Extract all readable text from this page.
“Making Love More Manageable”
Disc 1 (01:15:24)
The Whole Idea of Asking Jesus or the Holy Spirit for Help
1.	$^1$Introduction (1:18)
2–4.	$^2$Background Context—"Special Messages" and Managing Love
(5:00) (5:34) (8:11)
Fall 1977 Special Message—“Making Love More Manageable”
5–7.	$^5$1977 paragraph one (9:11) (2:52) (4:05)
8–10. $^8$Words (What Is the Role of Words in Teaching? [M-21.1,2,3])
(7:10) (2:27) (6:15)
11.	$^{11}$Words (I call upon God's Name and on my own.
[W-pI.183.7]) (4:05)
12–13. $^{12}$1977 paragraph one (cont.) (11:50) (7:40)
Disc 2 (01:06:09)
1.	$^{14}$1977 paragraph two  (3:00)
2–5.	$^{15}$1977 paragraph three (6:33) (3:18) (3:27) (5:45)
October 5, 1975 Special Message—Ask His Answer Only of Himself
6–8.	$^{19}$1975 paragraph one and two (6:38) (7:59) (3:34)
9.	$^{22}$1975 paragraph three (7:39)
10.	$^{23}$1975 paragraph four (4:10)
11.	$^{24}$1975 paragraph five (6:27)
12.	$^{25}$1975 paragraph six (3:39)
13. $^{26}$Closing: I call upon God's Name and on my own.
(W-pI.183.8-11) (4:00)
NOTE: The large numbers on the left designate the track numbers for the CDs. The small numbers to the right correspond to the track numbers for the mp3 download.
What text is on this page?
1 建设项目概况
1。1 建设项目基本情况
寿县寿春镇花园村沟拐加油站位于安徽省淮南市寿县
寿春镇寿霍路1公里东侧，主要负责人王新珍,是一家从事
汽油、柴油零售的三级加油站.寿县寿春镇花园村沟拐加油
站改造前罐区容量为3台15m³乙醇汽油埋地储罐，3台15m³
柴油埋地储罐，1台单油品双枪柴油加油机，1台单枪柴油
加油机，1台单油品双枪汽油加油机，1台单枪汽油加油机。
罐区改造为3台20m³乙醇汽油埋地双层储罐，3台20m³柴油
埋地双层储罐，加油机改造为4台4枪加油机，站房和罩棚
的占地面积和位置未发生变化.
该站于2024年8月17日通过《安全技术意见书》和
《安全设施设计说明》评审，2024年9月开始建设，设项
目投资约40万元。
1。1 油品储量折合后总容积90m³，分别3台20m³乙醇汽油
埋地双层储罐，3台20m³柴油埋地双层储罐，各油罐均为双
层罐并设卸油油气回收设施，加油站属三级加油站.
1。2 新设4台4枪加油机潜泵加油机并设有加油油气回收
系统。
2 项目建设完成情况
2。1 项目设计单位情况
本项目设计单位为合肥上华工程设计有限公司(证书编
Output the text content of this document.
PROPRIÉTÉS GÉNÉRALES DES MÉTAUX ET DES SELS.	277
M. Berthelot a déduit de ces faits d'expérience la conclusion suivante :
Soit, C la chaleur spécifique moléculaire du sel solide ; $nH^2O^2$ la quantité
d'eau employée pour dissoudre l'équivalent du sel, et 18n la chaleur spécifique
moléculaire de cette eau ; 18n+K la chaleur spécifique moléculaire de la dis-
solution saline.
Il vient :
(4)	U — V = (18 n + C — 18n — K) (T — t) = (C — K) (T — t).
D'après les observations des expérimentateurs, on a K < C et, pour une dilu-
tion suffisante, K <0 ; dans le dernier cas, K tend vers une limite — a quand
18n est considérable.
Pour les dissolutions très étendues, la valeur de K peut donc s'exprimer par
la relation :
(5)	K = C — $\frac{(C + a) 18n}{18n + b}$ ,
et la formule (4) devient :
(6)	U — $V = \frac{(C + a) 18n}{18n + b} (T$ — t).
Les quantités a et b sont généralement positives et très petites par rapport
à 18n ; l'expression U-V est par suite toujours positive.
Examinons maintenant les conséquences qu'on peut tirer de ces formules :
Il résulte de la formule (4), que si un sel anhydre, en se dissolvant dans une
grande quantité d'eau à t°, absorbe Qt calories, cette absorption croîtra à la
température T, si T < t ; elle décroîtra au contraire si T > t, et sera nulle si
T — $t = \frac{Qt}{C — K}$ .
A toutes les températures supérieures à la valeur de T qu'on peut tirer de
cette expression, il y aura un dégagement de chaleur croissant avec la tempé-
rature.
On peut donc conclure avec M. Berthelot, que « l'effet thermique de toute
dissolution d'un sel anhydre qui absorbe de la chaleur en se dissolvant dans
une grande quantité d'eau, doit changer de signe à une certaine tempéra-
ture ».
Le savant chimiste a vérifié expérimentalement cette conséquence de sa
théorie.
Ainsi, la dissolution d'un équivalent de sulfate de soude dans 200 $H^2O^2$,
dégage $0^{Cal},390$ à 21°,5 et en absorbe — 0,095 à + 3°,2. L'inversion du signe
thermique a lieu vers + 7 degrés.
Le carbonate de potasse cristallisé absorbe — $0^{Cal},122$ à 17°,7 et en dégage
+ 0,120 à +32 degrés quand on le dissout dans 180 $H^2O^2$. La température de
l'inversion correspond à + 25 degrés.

==*==

WHAT YOU WILL DO => Copy all lines above containing the string "valeur".

FULL SOLUTION =>
Pour les dissolutions très étendues, la valeur de K peut donc s'exprimer par
A toutes les températures supérieures à la valeur de T qu'on peut tirer de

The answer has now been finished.